Report back each line of the records that contains the string "title".

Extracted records
::::::::::

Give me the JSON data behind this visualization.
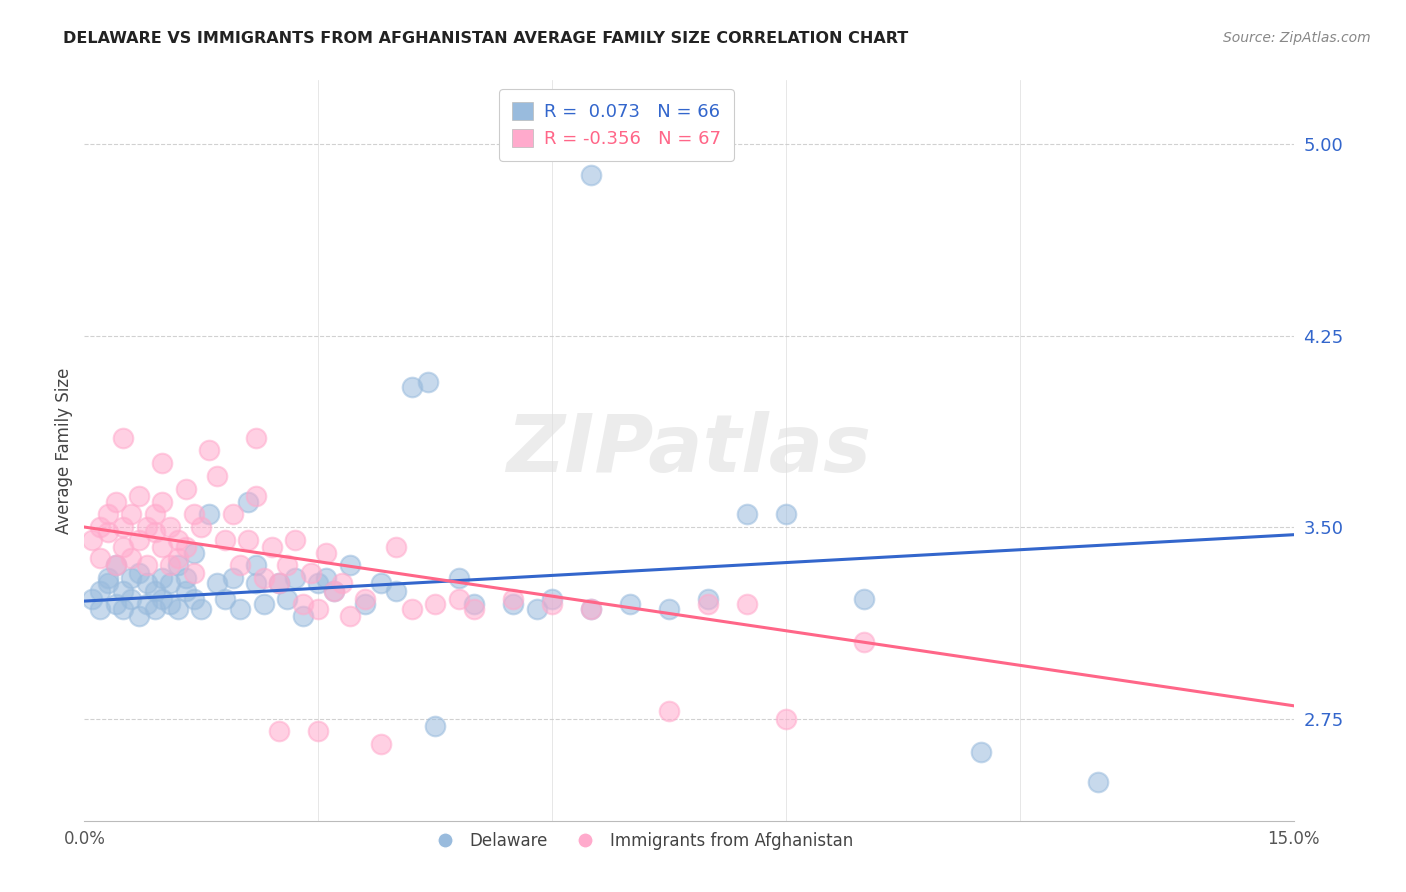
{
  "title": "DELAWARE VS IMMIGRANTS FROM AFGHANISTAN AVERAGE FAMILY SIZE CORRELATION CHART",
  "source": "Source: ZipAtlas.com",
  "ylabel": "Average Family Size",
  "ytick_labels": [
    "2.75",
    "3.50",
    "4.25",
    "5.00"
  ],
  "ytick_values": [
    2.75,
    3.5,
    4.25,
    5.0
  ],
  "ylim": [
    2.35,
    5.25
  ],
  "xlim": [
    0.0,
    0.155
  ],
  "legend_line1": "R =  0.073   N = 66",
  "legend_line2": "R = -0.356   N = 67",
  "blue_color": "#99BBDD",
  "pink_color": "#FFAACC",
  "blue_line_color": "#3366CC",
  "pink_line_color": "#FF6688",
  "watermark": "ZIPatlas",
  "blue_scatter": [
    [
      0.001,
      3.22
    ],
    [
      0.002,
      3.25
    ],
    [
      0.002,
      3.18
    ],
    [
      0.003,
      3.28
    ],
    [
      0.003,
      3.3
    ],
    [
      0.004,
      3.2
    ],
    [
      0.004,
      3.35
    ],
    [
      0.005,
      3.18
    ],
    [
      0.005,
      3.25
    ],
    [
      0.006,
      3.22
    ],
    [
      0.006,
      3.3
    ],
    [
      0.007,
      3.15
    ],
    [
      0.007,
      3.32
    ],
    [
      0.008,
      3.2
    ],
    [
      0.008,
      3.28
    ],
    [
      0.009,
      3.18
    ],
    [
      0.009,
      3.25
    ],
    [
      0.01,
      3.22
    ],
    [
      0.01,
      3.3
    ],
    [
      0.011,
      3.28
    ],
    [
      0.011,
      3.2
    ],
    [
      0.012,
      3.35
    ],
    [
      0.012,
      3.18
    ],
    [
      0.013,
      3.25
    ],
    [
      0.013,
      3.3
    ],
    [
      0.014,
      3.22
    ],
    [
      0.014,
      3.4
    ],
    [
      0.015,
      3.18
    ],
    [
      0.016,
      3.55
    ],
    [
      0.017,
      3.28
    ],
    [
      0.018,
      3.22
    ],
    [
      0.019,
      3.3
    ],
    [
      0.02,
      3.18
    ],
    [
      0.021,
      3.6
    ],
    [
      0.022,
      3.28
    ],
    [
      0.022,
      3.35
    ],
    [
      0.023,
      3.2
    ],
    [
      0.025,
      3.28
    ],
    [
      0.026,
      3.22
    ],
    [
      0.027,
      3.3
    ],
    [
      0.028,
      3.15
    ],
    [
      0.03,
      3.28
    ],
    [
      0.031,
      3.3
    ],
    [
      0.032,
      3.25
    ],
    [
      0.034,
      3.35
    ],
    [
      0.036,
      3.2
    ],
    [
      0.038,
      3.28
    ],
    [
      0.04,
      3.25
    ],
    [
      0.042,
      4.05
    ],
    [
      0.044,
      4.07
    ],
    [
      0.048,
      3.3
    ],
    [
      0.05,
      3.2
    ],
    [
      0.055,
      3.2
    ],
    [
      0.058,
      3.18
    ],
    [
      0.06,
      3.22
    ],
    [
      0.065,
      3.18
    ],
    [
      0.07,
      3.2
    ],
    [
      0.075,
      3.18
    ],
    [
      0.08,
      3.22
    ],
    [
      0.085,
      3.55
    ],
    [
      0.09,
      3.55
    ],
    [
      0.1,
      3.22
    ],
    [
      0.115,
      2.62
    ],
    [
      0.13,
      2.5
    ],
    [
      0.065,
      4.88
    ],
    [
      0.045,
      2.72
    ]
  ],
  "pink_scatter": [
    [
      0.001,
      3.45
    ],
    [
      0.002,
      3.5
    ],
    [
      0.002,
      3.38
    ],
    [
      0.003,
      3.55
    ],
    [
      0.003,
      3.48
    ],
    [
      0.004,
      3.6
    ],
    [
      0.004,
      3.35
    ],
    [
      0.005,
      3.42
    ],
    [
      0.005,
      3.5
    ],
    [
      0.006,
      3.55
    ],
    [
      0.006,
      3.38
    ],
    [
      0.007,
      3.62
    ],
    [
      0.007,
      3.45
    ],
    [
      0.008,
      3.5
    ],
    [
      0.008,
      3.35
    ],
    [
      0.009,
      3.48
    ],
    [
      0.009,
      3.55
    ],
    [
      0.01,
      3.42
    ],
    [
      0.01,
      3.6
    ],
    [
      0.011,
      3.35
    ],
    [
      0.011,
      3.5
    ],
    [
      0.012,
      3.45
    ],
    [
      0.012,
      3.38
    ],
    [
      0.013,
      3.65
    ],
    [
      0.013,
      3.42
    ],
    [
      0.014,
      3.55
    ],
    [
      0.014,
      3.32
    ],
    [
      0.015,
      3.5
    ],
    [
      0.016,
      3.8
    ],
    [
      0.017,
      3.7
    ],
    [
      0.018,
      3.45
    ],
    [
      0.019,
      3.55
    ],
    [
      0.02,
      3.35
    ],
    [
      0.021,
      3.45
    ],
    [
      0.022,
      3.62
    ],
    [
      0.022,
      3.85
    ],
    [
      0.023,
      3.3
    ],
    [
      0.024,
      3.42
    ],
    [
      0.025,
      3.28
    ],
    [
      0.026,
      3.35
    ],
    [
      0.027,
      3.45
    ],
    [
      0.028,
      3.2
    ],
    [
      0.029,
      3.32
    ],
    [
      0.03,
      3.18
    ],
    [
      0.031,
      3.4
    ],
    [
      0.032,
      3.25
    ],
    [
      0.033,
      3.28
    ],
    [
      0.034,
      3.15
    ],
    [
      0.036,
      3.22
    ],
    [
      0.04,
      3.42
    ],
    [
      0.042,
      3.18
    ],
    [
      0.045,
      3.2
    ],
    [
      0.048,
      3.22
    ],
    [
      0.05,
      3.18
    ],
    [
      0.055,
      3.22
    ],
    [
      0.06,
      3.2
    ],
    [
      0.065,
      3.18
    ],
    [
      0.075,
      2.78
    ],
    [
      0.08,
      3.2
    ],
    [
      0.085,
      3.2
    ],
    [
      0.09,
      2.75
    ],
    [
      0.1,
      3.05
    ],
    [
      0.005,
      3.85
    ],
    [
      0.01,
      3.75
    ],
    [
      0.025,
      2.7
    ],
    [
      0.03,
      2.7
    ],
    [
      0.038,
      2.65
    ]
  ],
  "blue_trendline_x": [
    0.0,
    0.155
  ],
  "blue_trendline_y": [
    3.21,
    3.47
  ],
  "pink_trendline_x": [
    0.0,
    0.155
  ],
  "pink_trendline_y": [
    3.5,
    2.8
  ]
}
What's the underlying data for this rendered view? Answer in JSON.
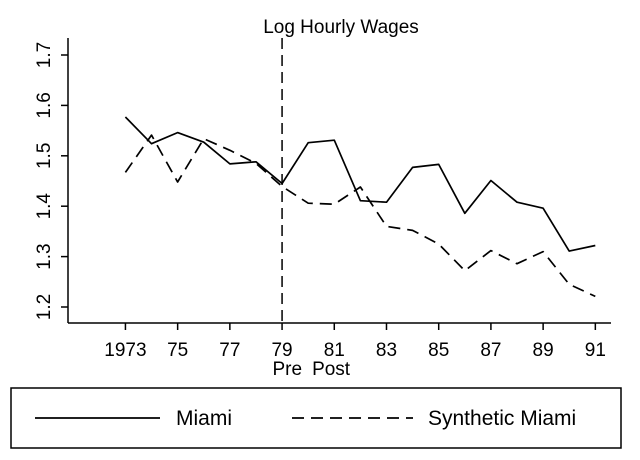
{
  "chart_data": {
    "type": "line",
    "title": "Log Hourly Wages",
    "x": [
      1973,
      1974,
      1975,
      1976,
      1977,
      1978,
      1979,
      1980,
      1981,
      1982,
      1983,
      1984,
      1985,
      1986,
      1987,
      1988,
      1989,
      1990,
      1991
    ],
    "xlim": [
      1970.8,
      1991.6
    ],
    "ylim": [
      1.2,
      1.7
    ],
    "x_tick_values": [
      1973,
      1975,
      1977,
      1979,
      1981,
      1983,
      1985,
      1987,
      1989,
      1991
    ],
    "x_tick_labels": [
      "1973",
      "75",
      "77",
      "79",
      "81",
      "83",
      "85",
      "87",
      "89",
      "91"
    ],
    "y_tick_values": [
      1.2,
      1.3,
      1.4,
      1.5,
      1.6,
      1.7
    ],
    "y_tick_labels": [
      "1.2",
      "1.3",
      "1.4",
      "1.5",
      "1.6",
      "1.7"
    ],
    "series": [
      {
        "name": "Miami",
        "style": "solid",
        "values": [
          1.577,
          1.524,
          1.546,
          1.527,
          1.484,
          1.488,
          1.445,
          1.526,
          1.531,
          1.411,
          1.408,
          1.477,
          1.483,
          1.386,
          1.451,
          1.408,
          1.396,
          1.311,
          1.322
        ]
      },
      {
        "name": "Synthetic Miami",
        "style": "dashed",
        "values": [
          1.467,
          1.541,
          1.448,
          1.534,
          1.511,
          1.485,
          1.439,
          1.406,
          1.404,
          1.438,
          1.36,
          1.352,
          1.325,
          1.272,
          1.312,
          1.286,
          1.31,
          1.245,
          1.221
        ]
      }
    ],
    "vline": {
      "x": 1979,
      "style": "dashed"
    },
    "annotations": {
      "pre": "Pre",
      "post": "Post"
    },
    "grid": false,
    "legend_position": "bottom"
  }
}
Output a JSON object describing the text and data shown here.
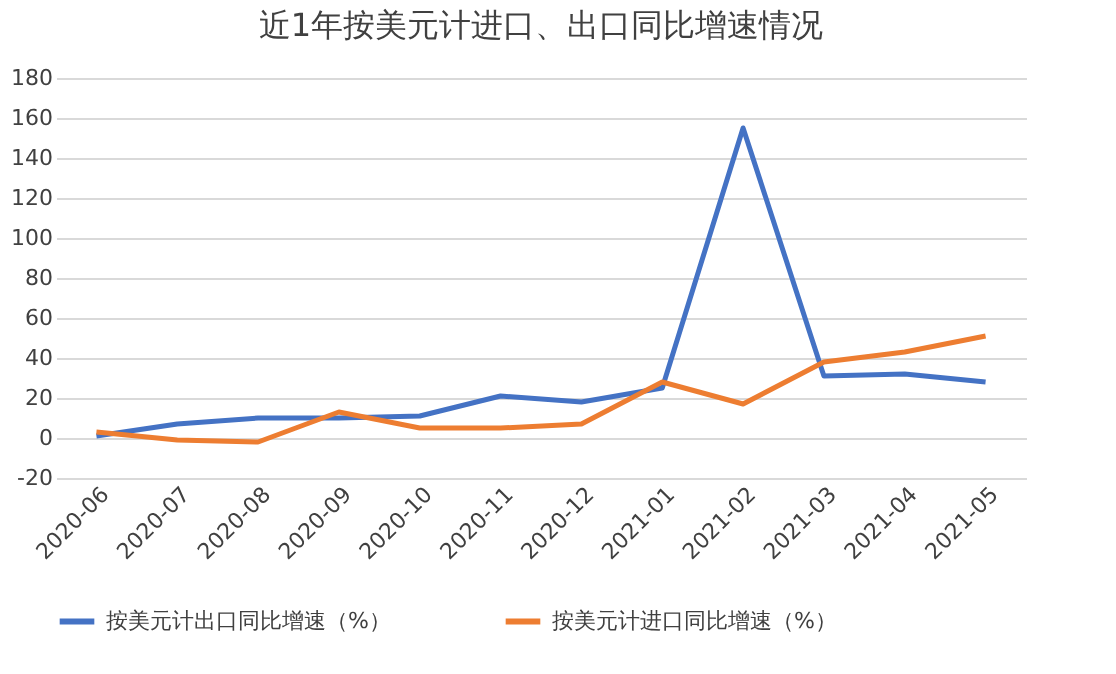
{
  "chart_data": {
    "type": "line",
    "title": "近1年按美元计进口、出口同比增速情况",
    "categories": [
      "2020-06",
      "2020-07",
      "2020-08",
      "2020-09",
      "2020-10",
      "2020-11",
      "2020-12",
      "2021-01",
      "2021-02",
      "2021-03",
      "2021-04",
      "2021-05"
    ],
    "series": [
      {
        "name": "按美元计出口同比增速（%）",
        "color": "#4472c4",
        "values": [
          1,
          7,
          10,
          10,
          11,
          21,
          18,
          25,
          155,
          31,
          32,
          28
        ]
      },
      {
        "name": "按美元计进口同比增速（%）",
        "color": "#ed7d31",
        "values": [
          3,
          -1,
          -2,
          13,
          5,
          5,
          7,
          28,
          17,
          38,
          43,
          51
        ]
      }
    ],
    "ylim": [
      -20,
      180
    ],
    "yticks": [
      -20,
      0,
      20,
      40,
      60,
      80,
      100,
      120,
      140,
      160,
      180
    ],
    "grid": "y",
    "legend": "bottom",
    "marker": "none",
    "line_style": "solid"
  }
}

::::::::::

Answer to this exercise
  "title": "DELAWARE VS IMMIGRANTS FROM AFGHANISTAN AVERAGE FAMILY SIZE CORRELATION CHART",
    "title": "Log Hourly Wages",
    "title": "近1年按美元计进口、出口同比增速情况",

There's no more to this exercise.